What to produce -
Write out each line that follows exactly as it stands, without the pictures.

Lines of data
-.-.-

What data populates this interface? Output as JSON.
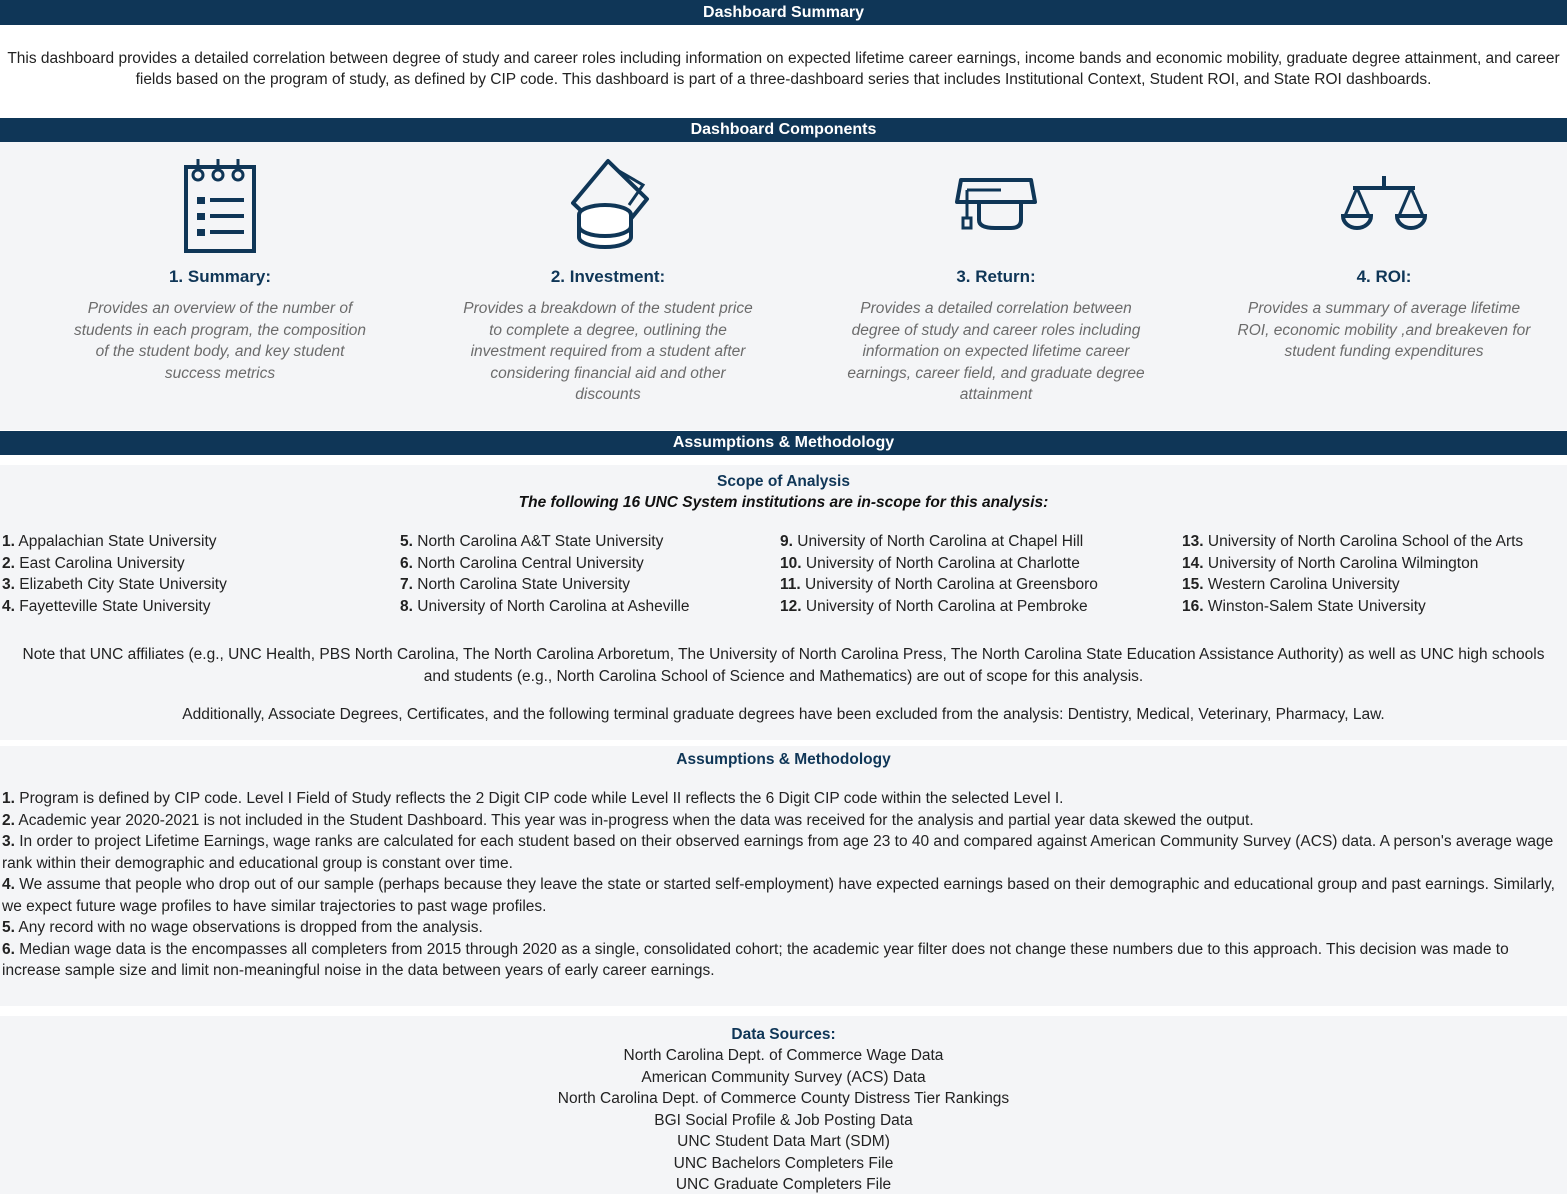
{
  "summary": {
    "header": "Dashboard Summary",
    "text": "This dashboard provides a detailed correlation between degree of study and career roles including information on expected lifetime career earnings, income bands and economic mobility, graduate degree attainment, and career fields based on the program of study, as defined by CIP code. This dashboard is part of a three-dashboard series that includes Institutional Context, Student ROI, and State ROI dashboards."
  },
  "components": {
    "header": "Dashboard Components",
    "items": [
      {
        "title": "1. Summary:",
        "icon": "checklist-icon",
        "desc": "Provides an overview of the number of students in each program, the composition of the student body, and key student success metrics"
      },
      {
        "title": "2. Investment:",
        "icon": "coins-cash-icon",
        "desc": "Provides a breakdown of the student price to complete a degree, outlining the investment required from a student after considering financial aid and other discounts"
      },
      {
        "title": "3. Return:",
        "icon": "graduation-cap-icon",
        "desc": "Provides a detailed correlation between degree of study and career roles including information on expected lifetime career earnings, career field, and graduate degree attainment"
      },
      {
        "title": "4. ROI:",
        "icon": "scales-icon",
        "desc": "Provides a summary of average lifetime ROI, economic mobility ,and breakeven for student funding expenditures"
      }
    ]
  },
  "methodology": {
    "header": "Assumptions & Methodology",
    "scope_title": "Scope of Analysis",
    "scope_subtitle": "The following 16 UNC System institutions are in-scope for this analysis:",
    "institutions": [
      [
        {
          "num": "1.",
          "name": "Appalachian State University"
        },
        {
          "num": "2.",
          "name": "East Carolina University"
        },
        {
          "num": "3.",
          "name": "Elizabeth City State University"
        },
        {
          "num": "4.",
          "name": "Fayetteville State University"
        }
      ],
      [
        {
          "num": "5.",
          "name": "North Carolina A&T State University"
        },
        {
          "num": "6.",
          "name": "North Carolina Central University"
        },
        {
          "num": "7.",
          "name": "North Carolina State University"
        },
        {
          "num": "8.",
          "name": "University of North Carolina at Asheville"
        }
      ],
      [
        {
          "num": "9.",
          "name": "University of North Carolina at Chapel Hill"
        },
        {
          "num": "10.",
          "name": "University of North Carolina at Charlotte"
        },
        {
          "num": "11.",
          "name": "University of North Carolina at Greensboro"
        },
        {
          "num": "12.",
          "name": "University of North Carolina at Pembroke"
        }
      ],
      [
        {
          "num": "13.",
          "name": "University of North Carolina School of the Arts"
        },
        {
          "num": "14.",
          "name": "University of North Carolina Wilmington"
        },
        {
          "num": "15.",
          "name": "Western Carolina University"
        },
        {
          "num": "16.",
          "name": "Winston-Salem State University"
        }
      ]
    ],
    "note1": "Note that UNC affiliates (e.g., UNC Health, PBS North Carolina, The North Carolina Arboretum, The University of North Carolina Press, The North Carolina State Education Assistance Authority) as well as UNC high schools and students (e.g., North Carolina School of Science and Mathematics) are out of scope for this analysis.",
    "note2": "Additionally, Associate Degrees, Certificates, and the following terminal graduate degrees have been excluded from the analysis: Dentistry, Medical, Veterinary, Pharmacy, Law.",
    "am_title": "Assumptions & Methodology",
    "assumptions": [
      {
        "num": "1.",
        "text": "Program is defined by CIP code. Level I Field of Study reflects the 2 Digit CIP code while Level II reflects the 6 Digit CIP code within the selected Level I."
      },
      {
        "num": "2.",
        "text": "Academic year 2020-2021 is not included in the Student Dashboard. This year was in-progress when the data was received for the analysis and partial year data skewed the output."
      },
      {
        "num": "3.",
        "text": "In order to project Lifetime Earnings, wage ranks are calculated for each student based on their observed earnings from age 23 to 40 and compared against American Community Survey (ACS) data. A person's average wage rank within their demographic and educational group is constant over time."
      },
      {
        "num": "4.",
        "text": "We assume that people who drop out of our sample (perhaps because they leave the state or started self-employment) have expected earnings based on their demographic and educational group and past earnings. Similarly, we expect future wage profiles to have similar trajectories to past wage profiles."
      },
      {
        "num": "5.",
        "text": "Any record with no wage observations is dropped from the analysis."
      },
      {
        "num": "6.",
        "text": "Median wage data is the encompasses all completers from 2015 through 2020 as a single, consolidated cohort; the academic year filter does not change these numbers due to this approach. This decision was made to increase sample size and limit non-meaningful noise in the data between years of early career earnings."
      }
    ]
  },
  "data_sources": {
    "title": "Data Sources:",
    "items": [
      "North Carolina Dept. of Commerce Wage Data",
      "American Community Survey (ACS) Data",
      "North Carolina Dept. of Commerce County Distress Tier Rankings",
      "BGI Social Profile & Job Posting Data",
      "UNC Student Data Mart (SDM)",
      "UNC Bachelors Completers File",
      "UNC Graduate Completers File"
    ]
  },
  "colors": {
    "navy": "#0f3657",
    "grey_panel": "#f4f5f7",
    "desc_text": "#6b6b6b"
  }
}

-.-.-

The answer -
What data populates this interface? Output as JSON.
{
  "summary": {
    "header": "Dashboard Summary",
    "text": "This dashboard provides a detailed correlation between degree of study and career roles including information on expected lifetime career earnings, income bands and economic mobility, graduate degree attainment, and career fields based on the program of study, as defined by CIP code. This dashboard is part of a three-dashboard series that includes Institutional Context, Student ROI, and State ROI dashboards."
  },
  "components": {
    "header": "Dashboard Components",
    "items": [
      {
        "title": "1. Summary:",
        "icon": "checklist-icon",
        "desc": "Provides an overview of the number of students in each program, the composition of the student body, and key student success metrics"
      },
      {
        "title": "2. Investment:",
        "icon": "coins-cash-icon",
        "desc": "Provides a breakdown of the student price to complete a degree, outlining the investment required from a student after considering financial aid and other discounts"
      },
      {
        "title": "3. Return:",
        "icon": "graduation-cap-icon",
        "desc": "Provides a detailed correlation between degree of study and career roles including information on expected lifetime career earnings, career field, and graduate degree attainment"
      },
      {
        "title": "4. ROI:",
        "icon": "scales-icon",
        "desc": "Provides a summary of average lifetime ROI, economic mobility ,and breakeven for student funding expenditures"
      }
    ]
  },
  "methodology": {
    "header": "Assumptions & Methodology",
    "scope_title": "Scope of Analysis",
    "scope_subtitle": "The following 16 UNC System institutions are in-scope for this analysis:",
    "institutions": [
      [
        {
          "num": "1.",
          "name": "Appalachian State University"
        },
        {
          "num": "2.",
          "name": "East Carolina University"
        },
        {
          "num": "3.",
          "name": "Elizabeth City State University"
        },
        {
          "num": "4.",
          "name": "Fayetteville State University"
        }
      ],
      [
        {
          "num": "5.",
          "name": "North Carolina A&T State University"
        },
        {
          "num": "6.",
          "name": "North Carolina Central University"
        },
        {
          "num": "7.",
          "name": "North Carolina State University"
        },
        {
          "num": "8.",
          "name": "University of North Carolina at Asheville"
        }
      ],
      [
        {
          "num": "9.",
          "name": "University of North Carolina at Chapel Hill"
        },
        {
          "num": "10.",
          "name": "University of North Carolina at Charlotte"
        },
        {
          "num": "11.",
          "name": "University of North Carolina at Greensboro"
        },
        {
          "num": "12.",
          "name": "University of North Carolina at Pembroke"
        }
      ],
      [
        {
          "num": "13.",
          "name": "University of North Carolina School of the Arts"
        },
        {
          "num": "14.",
          "name": "University of North Carolina Wilmington"
        },
        {
          "num": "15.",
          "name": "Western Carolina University"
        },
        {
          "num": "16.",
          "name": "Winston-Salem State University"
        }
      ]
    ],
    "note1": "Note that UNC affiliates (e.g., UNC Health, PBS North Carolina, The North Carolina Arboretum, The University of North Carolina Press, The North Carolina State Education Assistance Authority) as well as UNC high schools and students (e.g., North Carolina School of Science and Mathematics) are out of scope for this analysis.",
    "note2": "Additionally, Associate Degrees, Certificates, and the following terminal graduate degrees have been excluded from the analysis: Dentistry, Medical, Veterinary, Pharmacy, Law.",
    "am_title": "Assumptions & Methodology",
    "assumptions": [
      {
        "num": "1.",
        "text": "Program is defined by CIP code. Level I Field of Study reflects the 2 Digit CIP code while Level II reflects the 6 Digit CIP code within the selected Level I."
      },
      {
        "num": "2.",
        "text": "Academic year 2020-2021 is not included in the Student Dashboard. This year was in-progress when the data was received for the analysis and partial year data skewed the output."
      },
      {
        "num": "3.",
        "text": "In order to project Lifetime Earnings, wage ranks are calculated for each student based on their observed earnings from age 23 to 40 and compared against American Community Survey (ACS) data. A person's average wage rank within their demographic and educational group is constant over time."
      },
      {
        "num": "4.",
        "text": "We assume that people who drop out of our sample (perhaps because they leave the state or started self-employment) have expected earnings based on their demographic and educational group and past earnings. Similarly, we expect future wage profiles to have similar trajectories to past wage profiles."
      },
      {
        "num": "5.",
        "text": "Any record with no wage observations is dropped from the analysis."
      },
      {
        "num": "6.",
        "text": "Median wage data is the encompasses all completers from 2015 through 2020 as a single, consolidated cohort; the academic year filter does not change these numbers due to this approach. This decision was made to increase sample size and limit non-meaningful noise in the data between years of early career earnings."
      }
    ]
  },
  "data_sources": {
    "title": "Data Sources:",
    "items": [
      "North Carolina Dept. of Commerce Wage Data",
      "American Community Survey (ACS) Data",
      "North Carolina Dept. of Commerce County Distress Tier Rankings",
      "BGI Social Profile & Job Posting Data",
      "UNC Student Data Mart (SDM)",
      "UNC Bachelors Completers File",
      "UNC Graduate Completers File"
    ]
  },
  "colors": {
    "navy": "#0f3657",
    "grey_panel": "#f4f5f7",
    "desc_text": "#6b6b6b"
  }
}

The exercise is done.